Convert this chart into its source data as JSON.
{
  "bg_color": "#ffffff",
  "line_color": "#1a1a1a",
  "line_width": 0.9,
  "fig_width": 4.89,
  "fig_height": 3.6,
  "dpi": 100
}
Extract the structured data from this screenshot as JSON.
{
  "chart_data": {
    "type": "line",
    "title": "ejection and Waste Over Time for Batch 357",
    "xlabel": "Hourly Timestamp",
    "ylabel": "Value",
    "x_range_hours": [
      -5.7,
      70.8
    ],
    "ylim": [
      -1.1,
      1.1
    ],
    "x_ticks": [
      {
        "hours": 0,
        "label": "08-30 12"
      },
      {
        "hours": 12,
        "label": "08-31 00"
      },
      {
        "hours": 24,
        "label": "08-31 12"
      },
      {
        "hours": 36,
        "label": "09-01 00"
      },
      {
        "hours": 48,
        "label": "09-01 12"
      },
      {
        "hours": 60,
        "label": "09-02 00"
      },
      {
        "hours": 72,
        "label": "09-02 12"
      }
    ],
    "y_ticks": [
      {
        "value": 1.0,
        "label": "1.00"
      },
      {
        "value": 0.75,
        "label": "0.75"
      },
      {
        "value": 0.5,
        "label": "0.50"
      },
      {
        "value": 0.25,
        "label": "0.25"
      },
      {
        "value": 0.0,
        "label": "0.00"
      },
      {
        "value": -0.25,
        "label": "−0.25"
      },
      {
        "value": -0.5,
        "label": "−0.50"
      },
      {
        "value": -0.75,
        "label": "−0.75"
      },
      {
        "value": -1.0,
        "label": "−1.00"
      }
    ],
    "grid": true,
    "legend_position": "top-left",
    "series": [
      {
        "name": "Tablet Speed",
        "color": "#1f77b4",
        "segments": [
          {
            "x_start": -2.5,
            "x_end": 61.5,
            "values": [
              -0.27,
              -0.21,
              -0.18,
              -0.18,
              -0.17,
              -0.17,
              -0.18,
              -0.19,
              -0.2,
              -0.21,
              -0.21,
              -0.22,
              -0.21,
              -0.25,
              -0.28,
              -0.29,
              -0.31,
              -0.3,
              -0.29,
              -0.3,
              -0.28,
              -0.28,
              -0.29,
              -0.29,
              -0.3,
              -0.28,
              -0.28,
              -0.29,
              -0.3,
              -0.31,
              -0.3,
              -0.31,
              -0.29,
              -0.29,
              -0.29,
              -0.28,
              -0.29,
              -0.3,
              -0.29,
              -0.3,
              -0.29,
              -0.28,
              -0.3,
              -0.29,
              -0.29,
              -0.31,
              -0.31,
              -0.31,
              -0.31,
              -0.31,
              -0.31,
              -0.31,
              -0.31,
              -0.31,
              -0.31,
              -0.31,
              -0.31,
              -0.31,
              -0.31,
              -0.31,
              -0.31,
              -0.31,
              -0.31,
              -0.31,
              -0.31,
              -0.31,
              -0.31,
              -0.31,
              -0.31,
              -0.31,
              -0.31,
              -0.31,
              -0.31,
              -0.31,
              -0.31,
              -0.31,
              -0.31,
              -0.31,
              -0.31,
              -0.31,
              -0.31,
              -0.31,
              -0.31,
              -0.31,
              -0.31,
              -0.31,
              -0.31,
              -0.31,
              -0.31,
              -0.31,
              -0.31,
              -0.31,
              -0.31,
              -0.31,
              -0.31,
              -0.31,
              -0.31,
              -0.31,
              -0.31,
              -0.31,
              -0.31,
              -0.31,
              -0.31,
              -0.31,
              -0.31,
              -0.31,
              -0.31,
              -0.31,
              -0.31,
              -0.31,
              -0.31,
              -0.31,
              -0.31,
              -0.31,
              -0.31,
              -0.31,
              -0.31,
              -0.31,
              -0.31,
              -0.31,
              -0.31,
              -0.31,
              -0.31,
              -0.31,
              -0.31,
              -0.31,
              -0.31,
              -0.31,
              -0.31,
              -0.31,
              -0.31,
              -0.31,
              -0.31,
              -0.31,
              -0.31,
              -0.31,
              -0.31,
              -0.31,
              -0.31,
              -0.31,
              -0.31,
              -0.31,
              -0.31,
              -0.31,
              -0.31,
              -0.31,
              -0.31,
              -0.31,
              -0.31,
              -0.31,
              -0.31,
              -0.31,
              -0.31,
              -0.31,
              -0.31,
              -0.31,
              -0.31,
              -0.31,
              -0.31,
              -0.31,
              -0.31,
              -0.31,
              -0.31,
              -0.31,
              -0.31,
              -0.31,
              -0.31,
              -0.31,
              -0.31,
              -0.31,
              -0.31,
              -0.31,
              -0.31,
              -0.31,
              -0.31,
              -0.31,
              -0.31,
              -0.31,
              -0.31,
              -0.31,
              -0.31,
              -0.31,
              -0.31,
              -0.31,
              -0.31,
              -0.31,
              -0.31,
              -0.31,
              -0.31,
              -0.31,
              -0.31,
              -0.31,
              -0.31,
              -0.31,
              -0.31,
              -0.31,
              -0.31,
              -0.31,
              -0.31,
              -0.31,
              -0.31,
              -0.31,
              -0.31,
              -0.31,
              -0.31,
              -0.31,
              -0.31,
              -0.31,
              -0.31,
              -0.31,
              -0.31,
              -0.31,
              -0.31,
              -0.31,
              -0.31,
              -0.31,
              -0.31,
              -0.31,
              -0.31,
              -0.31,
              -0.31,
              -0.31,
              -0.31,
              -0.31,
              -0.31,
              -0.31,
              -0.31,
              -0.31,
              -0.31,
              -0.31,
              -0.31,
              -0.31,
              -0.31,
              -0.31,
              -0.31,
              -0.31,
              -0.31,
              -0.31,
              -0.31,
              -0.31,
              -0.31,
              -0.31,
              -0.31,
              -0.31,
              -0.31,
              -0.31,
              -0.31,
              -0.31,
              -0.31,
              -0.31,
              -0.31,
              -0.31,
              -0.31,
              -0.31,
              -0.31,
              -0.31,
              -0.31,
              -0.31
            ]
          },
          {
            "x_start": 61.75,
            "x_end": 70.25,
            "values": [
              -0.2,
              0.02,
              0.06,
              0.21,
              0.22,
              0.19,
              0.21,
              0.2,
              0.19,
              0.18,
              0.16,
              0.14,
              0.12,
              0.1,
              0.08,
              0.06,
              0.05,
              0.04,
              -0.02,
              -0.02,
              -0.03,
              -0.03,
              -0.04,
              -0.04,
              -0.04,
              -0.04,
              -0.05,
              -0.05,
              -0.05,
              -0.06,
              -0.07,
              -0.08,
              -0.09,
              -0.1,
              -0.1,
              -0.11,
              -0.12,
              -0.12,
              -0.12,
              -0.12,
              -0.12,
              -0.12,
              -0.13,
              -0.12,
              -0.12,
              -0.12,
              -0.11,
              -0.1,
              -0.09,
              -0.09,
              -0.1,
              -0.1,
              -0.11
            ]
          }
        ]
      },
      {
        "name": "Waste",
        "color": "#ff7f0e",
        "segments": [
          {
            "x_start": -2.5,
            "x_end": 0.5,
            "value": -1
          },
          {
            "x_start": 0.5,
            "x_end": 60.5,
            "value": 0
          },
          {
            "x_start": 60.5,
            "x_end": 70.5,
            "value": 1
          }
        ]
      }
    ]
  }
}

■ **Exercise directions**: Go through the lines above. Select every one that has the string "Waste".

■ **The solution**:
    "title": "ejection and Waste Over Time for Batch 357",
        "name": "Waste",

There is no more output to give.